— Start of Records —
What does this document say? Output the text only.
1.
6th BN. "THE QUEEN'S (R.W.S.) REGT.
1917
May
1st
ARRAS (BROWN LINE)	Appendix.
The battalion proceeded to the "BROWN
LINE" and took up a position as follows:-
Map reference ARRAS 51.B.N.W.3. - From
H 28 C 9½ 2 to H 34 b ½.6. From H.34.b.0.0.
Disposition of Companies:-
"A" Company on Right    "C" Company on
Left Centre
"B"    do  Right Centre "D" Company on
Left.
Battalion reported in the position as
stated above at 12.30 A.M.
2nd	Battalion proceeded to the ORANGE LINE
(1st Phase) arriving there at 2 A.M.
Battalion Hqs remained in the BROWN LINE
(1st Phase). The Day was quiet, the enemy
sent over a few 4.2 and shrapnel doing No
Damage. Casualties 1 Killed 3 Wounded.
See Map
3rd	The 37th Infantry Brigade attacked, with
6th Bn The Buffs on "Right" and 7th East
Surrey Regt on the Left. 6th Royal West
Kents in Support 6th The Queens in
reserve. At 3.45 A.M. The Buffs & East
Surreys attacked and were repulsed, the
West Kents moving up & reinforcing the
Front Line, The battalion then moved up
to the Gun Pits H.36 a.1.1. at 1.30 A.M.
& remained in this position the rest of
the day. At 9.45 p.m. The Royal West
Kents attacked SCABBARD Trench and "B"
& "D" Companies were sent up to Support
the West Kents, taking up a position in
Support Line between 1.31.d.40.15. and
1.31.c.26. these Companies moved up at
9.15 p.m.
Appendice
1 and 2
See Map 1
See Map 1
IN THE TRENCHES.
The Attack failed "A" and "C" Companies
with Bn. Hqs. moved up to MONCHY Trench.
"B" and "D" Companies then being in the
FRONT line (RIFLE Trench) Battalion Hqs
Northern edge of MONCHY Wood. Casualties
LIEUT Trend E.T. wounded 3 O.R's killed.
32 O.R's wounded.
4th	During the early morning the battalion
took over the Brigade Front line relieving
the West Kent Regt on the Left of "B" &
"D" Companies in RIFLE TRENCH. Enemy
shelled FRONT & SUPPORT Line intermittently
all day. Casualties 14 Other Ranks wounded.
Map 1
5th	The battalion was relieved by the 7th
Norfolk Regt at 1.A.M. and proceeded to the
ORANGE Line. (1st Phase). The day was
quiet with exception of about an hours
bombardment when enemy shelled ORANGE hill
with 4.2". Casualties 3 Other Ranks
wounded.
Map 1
— End of Records —
**Task:**
Find every line that holds "Company" and copy it.

**Result:**
"A" Company on Right    "C" Company on
"B"    do  Right Centre "D" Company on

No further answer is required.